**Requirements**
Pull out every line with the word "battery".

**Data for processing**
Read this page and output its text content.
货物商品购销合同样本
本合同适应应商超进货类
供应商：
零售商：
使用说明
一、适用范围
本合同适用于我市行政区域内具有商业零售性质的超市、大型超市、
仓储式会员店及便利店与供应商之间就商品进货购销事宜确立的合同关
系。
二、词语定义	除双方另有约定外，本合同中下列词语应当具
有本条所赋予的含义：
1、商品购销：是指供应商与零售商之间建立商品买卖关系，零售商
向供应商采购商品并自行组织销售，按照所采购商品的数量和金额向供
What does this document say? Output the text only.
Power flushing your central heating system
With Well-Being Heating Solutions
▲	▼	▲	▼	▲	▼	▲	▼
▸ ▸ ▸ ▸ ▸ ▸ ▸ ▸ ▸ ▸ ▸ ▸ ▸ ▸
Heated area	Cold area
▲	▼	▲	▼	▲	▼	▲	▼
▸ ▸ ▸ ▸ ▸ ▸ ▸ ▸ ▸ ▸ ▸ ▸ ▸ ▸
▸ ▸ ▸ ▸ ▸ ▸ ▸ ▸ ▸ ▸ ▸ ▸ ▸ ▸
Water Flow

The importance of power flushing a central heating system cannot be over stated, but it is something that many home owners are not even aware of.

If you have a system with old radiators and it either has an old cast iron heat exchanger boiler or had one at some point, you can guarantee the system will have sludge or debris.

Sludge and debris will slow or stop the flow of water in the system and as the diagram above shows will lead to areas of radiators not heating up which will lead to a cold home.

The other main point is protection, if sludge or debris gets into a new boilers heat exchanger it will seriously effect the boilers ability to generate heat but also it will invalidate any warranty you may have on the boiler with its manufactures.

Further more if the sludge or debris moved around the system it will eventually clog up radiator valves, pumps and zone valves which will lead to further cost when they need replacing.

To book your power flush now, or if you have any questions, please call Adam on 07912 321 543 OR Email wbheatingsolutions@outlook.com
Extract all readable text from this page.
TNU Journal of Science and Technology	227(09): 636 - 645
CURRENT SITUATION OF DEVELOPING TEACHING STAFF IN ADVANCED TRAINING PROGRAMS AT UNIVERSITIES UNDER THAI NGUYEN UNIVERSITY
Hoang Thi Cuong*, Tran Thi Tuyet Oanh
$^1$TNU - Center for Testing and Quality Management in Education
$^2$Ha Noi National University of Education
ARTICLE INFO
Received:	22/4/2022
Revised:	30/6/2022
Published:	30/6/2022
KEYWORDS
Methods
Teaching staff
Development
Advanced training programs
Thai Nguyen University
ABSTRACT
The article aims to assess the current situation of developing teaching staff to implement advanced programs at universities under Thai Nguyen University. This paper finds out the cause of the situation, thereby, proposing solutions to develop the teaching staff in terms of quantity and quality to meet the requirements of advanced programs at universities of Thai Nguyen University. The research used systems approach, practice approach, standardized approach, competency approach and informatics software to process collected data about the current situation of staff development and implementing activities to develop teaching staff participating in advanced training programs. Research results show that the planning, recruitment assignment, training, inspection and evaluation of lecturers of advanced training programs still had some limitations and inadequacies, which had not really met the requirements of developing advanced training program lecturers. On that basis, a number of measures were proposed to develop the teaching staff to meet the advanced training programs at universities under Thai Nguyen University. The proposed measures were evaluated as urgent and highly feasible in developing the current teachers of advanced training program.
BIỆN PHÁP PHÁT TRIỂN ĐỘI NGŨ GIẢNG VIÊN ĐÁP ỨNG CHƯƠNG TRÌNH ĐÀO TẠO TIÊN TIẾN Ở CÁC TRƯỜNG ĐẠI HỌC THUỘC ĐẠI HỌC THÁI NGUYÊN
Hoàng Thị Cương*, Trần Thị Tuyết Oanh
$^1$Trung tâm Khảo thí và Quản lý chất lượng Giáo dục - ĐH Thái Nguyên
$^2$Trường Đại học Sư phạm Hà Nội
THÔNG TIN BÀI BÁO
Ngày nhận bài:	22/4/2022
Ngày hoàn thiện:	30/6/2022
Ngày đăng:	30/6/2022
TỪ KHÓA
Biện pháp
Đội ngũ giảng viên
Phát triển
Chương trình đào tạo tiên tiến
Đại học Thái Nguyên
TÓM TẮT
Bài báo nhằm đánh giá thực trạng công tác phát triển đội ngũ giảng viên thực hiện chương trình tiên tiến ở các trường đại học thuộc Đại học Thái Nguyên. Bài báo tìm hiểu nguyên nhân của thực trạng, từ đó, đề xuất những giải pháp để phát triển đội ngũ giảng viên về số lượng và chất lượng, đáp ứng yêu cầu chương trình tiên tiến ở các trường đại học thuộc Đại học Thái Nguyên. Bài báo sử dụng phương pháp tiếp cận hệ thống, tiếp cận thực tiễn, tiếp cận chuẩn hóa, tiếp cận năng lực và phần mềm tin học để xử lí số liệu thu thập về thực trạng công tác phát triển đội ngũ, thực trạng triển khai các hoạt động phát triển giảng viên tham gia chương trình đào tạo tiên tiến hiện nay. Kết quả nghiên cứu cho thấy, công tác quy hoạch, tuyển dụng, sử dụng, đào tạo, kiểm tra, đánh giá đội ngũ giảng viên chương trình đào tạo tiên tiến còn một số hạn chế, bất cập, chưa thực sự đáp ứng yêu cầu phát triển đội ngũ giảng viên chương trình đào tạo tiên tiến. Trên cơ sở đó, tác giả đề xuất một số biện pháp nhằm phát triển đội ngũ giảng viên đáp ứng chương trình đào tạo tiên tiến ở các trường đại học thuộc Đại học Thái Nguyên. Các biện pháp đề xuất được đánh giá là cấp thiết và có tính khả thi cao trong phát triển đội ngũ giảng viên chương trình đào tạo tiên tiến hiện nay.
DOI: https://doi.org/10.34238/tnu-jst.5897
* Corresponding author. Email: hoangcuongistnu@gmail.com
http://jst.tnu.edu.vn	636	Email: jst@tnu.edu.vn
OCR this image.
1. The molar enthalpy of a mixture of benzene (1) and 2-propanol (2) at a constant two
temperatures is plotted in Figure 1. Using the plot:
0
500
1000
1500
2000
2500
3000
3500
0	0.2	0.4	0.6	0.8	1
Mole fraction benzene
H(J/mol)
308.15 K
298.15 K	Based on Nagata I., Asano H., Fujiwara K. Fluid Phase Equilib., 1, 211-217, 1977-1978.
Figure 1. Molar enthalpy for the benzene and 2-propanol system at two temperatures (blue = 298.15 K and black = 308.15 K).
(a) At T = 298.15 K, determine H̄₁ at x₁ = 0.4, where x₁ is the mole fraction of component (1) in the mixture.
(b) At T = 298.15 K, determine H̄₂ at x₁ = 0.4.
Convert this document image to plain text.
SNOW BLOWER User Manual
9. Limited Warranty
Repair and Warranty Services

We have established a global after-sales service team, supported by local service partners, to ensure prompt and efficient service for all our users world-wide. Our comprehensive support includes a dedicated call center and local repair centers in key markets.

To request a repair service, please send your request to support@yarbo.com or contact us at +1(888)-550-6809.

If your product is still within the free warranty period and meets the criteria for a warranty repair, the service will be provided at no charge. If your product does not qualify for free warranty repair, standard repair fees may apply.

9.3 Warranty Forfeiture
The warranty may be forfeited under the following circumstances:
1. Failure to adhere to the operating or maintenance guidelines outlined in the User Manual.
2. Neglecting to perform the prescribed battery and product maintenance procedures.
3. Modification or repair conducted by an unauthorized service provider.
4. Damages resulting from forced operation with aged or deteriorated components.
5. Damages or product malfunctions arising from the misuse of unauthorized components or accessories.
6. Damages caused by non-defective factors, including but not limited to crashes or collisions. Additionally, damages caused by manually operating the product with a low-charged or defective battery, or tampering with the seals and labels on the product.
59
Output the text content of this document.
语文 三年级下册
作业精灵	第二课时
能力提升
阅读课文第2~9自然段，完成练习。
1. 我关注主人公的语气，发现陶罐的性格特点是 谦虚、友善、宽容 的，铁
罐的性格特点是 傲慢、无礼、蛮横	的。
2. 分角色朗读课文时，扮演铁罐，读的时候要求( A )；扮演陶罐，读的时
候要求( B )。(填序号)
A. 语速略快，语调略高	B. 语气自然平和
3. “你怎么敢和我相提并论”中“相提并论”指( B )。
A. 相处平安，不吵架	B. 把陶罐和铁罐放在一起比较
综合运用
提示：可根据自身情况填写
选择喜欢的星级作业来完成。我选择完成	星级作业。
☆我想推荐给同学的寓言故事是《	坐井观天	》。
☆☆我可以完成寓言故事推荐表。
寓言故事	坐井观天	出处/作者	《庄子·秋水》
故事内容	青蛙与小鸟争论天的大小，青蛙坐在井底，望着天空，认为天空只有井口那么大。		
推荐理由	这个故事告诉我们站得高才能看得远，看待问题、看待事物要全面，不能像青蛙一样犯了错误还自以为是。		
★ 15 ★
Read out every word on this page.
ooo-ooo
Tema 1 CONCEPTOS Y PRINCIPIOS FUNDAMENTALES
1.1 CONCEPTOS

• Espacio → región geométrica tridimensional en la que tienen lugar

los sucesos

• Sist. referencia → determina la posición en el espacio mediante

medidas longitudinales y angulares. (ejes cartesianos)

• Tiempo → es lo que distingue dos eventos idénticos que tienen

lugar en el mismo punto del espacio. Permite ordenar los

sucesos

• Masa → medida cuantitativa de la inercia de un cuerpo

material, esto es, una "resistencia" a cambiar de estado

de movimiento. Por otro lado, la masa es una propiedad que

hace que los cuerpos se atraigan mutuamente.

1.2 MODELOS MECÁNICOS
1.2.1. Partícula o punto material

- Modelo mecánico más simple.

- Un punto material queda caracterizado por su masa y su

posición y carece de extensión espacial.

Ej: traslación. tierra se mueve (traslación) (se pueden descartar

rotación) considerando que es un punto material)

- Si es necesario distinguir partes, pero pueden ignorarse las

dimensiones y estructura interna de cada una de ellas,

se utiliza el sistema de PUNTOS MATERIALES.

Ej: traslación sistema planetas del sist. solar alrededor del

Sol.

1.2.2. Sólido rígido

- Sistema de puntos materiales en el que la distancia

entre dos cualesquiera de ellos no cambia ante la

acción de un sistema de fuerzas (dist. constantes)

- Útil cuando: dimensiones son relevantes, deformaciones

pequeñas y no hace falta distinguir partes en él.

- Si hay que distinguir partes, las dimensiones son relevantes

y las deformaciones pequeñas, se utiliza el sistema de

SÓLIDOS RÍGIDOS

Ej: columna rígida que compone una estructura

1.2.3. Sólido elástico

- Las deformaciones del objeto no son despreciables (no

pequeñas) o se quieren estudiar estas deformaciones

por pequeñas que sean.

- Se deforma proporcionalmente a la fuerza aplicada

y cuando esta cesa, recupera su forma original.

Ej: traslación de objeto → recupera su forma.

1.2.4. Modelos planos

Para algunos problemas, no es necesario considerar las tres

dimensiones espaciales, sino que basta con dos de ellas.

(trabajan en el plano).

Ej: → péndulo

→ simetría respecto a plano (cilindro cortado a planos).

**Finished answer**
2. Neglecting to perform the prescribed battery and product maintenance procedures.
6. Damages caused by non-defective factors, including but not limited to crashes or collisions. Additionally, damages caused by manually operating the product with a low-charged or defective battery, or tampering with the seals and labels on the product.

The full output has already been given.